**TO BE DONE:**
Below are some records; retype all of them exactly.

**EXTRACTED MATERIAL:**

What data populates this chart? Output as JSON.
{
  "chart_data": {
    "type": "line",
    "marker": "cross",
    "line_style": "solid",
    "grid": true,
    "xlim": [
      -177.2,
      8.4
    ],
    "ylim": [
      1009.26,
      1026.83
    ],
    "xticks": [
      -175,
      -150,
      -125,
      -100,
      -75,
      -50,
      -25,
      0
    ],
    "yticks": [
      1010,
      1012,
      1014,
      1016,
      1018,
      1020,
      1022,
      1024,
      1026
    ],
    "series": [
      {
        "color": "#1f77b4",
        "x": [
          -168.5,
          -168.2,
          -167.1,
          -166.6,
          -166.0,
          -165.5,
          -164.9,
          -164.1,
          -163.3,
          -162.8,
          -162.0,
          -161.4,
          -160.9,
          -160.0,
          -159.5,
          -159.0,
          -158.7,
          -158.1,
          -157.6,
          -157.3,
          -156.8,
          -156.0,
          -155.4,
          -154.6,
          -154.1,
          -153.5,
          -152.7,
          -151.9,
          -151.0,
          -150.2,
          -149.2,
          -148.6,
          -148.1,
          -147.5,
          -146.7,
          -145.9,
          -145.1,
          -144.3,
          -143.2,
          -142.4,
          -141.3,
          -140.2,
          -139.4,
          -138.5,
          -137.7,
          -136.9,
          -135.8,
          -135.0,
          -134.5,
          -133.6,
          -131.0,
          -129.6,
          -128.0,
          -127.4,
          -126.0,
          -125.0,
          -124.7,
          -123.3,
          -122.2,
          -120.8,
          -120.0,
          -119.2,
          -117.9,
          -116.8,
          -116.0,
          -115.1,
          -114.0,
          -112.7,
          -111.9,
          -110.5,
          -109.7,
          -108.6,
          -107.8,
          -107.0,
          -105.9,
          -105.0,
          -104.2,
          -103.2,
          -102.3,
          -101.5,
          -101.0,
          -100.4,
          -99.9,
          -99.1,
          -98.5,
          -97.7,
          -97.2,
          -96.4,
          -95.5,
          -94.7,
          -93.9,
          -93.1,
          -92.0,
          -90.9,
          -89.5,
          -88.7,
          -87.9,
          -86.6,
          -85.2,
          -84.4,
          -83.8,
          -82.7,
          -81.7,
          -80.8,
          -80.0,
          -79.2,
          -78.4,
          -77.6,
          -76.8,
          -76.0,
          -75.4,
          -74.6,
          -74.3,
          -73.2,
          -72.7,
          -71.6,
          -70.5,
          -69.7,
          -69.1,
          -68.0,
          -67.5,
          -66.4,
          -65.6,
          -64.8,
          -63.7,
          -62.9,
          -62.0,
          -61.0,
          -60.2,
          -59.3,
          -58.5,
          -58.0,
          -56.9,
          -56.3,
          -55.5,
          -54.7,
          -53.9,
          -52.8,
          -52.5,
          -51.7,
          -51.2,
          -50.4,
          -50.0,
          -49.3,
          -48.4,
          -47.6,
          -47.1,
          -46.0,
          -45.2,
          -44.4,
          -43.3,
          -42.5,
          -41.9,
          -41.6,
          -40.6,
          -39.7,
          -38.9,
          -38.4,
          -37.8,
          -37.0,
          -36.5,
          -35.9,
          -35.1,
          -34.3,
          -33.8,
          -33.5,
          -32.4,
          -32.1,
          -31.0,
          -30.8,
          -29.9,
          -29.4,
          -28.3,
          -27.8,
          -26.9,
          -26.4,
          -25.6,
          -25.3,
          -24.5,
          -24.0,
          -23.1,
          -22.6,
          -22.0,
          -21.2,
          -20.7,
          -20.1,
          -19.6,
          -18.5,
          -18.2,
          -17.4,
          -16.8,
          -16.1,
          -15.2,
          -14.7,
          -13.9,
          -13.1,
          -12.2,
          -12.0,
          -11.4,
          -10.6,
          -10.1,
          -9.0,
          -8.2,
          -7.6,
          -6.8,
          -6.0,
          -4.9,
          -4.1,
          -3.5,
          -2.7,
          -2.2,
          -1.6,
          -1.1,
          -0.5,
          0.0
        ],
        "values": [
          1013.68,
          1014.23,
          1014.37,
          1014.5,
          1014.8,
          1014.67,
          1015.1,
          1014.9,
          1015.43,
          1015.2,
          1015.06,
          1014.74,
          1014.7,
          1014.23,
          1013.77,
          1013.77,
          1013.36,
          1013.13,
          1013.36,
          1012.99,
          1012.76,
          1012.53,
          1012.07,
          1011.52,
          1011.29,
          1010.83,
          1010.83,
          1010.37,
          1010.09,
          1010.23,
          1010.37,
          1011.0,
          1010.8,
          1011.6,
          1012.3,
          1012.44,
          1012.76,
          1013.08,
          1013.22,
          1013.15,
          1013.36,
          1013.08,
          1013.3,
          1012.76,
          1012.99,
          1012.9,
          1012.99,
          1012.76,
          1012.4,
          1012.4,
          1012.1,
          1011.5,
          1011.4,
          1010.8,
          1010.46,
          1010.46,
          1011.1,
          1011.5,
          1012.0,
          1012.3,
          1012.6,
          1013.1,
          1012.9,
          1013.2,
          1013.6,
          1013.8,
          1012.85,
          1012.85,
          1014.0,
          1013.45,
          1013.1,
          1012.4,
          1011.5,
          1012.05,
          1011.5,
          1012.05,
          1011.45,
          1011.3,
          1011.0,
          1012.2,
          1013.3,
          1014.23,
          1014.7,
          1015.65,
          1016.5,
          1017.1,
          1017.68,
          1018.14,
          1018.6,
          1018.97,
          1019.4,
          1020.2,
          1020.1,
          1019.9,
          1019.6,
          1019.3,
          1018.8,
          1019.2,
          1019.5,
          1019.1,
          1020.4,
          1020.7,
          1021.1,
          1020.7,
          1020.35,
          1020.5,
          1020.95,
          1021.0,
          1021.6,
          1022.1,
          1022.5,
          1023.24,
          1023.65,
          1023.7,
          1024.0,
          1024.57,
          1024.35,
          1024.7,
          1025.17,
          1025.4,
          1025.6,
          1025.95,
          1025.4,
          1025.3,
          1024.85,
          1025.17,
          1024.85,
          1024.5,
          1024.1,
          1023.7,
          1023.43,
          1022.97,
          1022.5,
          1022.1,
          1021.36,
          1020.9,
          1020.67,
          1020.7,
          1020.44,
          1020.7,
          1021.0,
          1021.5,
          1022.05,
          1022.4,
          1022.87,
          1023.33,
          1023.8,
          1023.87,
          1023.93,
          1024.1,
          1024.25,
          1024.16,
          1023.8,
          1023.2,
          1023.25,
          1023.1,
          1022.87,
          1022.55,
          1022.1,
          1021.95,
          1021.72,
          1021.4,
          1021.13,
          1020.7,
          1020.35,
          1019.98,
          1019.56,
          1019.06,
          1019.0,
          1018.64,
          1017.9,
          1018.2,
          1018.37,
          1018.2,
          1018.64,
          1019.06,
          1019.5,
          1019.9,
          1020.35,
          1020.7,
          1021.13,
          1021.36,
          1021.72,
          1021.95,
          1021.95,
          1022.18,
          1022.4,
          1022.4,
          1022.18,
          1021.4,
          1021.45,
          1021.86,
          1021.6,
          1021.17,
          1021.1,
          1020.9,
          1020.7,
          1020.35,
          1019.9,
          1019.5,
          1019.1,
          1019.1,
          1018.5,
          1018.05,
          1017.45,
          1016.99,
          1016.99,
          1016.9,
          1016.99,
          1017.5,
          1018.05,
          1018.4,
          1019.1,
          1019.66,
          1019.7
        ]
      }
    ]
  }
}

**REPLY TO THE EXERCISE:**
What data populates this chart? Output as JSON.
{
  "chart_data": {
    "type": "line",
    "marker": "cross",
    "line_style": "solid",
    "grid": true,
    "xlim": [
      -177.2,
      8.4
    ],
    "ylim": [
      1009.26,
      1026.83
    ],
    "xticks": [
      -175,
      -150,
      -125,
      -100,
      -75,
      -50,
      -25,
      0
    ],
    "yticks": [
      1010,
      1012,
      1014,
      1016,
      1018,
      1020,
      1022,
      1024,
      1026
    ],
    "series": [
      {
        "color": "#1f77b4",
        "x": [
          -168.5,
          -168.2,
          -167.1,
          -166.6,
          -166.0,
          -165.5,
          -164.9,
          -164.1,
          -163.3,
          -162.8,
          -162.0,
          -161.4,
          -160.9,
          -160.0,
          -159.5,
          -159.0,
          -158.7,
          -158.1,
          -157.6,
          -157.3,
          -156.8,
          -156.0,
          -155.4,
          -154.6,
          -154.1,
          -153.5,
          -152.7,
          -151.9,
          -151.0,
          -150.2,
          -149.2,
          -148.6,
          -148.1,
          -147.5,
          -146.7,
          -145.9,
          -145.1,
          -144.3,
          -143.2,
          -142.4,
          -141.3,
          -140.2,
          -139.4,
          -138.5,
          -137.7,
          -136.9,
          -135.8,
          -135.0,
          -134.5,
          -133.6,
          -131.0,
          -129.6,
          -128.0,
          -127.4,
          -126.0,
          -125.0,
          -124.7,
          -123.3,
          -122.2,
          -120.8,
          -120.0,
          -119.2,
          -117.9,
          -116.8,
          -116.0,
          -115.1,
          -114.0,
          -112.7,
          -111.9,
          -110.5,
          -109.7,
          -108.6,
          -107.8,
          -107.0,
          -105.9,
          -105.0,
          -104.2,
          -103.2,
          -102.3,
          -101.5,
          -101.0,
          -100.4,
          -99.9,
          -99.1,
          -98.5,
          -97.7,
          -97.2,
          -96.4,
          -95.5,
          -94.7,
          -93.9,
          -93.1,
          -92.0,
          -90.9,
          -89.5,
          -88.7,
          -87.9,
          -86.6,
          -85.2,
          -84.4,
          -83.8,
          -82.7,
          -81.7,
          -80.8,
          -80.0,
          -79.2,
          -78.4,
          -77.6,
          -76.8,
          -76.0,
          -75.4,
          -74.6,
          -74.3,
          -73.2,
          -72.7,
          -71.6,
          -70.5,
          -69.7,
          -69.1,
          -68.0,
          -67.5,
          -66.4,
          -65.6,
          -64.8,
          -63.7,
          -62.9,
          -62.0,
          -61.0,
          -60.2,
          -59.3,
          -58.5,
          -58.0,
          -56.9,
          -56.3,
          -55.5,
          -54.7,
          -53.9,
          -52.8,
          -52.5,
          -51.7,
          -51.2,
          -50.4,
          -50.0,
          -49.3,
          -48.4,
          -47.6,
          -47.1,
          -46.0,
          -45.2,
          -44.4,
          -43.3,
          -42.5,
          -41.9,
          -41.6,
          -40.6,
          -39.7,
          -38.9,
          -38.4,
          -37.8,
          -37.0,
          -36.5,
          -35.9,
          -35.1,
          -34.3,
          -33.8,
          -33.5,
          -32.4,
          -32.1,
          -31.0,
          -30.8,
          -29.9,
          -29.4,
          -28.3,
          -27.8,
          -26.9,
          -26.4,
          -25.6,
          -25.3,
          -24.5,
          -24.0,
          -23.1,
          -22.6,
          -22.0,
          -21.2,
          -20.7,
          -20.1,
          -19.6,
          -18.5,
          -18.2,
          -17.4,
          -16.8,
          -16.1,
          -15.2,
          -14.7,
          -13.9,
          -13.1,
          -12.2,
          -12.0,
          -11.4,
          -10.6,
          -10.1,
          -9.0,
          -8.2,
          -7.6,
          -6.8,
          -6.0,
          -4.9,
          -4.1,
          -3.5,
          -2.7,
          -2.2,
          -1.6,
          -1.1,
          -0.5,
          0.0
        ],
        "values": [
          1013.68,
          1014.23,
          1014.37,
          1014.5,
          1014.8,
          1014.67,
          1015.1,
          1014.9,
          1015.43,
          1015.2,
          1015.06,
          1014.74,
          1014.7,
          1014.23,
          1013.77,
          1013.77,
          1013.36,
          1013.13,
          1013.36,
          1012.99,
          1012.76,
          1012.53,
          1012.07,
          1011.52,
          1011.29,
          1010.83,
          1010.83,
          1010.37,
          1010.09,
          1010.23,
          1010.37,
          1011.0,
          1010.8,
          1011.6,
          1012.3,
          1012.44,
          1012.76,
          1013.08,
          1013.22,
          1013.15,
          1013.36,
          1013.08,
          1013.3,
          1012.76,
          1012.99,
          1012.9,
          1012.99,
          1012.76,
          1012.4,
          1012.4,
          1012.1,
          1011.5,
          1011.4,
          1010.8,
          1010.46,
          1010.46,
          1011.1,
          1011.5,
          1012.0,
          1012.3,
          1012.6,
          1013.1,
          1012.9,
          1013.2,
          1013.6,
          1013.8,
          1012.85,
          1012.85,
          1014.0,
          1013.45,
          1013.1,
          1012.4,
          1011.5,
          1012.05,
          1011.5,
          1012.05,
          1011.45,
          1011.3,
          1011.0,
          1012.2,
          1013.3,
          1014.23,
          1014.7,
          1015.65,
          1016.5,
          1017.1,
          1017.68,
          1018.14,
          1018.6,
          1018.97,
          1019.4,
          1020.2,
          1020.1,
          1019.9,
          1019.6,
          1019.3,
          1018.8,
          1019.2,
          1019.5,
          1019.1,
          1020.4,
          1020.7,
          1021.1,
          1020.7,
          1020.35,
          1020.5,
          1020.95,
          1021.0,
          1021.6,
          1022.1,
          1022.5,
          1023.24,
          1023.65,
          1023.7,
          1024.0,
          1024.57,
          1024.35,
          1024.7,
          1025.17,
          1025.4,
          1025.6,
          1025.95,
          1025.4,
          1025.3,
          1024.85,
          1025.17,
          1024.85,
          1024.5,
          1024.1,
          1023.7,
          1023.43,
          1022.97,
          1022.5,
          1022.1,
          1021.36,
          1020.9,
          1020.67,
          1020.7,
          1020.44,
          1020.7,
          1021.0,
          1021.5,
          1022.05,
          1022.4,
          1022.87,
          1023.33,
          1023.8,
          1023.87,
          1023.93,
          1024.1,
          1024.25,
          1024.16,
          1023.8,
          1023.2,
          1023.25,
          1023.1,
          1022.87,
          1022.55,
          1022.1,
          1021.95,
          1021.72,
          1021.4,
          1021.13,
          1020.7,
          1020.35,
          1019.98,
          1019.56,
          1019.06,
          1019.0,
          1018.64,
          1017.9,
          1018.2,
          1018.37,
          1018.2,
          1018.64,
          1019.06,
          1019.5,
          1019.9,
          1020.35,
          1020.7,
          1021.13,
          1021.36,
          1021.72,
          1021.95,
          1021.95,
          1022.18,
          1022.4,
          1022.4,
          1022.18,
          1021.4,
          1021.45,
          1021.86,
          1021.6,
          1021.17,
          1021.1,
          1020.9,
          1020.7,
          1020.35,
          1019.9,
          1019.5,
          1019.1,
          1019.1,
          1018.5,
          1018.05,
          1017.45,
          1016.99,
          1016.99,
          1016.9,
          1016.99,
          1017.5,
          1018.05,
          1018.4,
          1019.1,
          1019.66,
          1019.7
        ]
      }
    ]
  }
}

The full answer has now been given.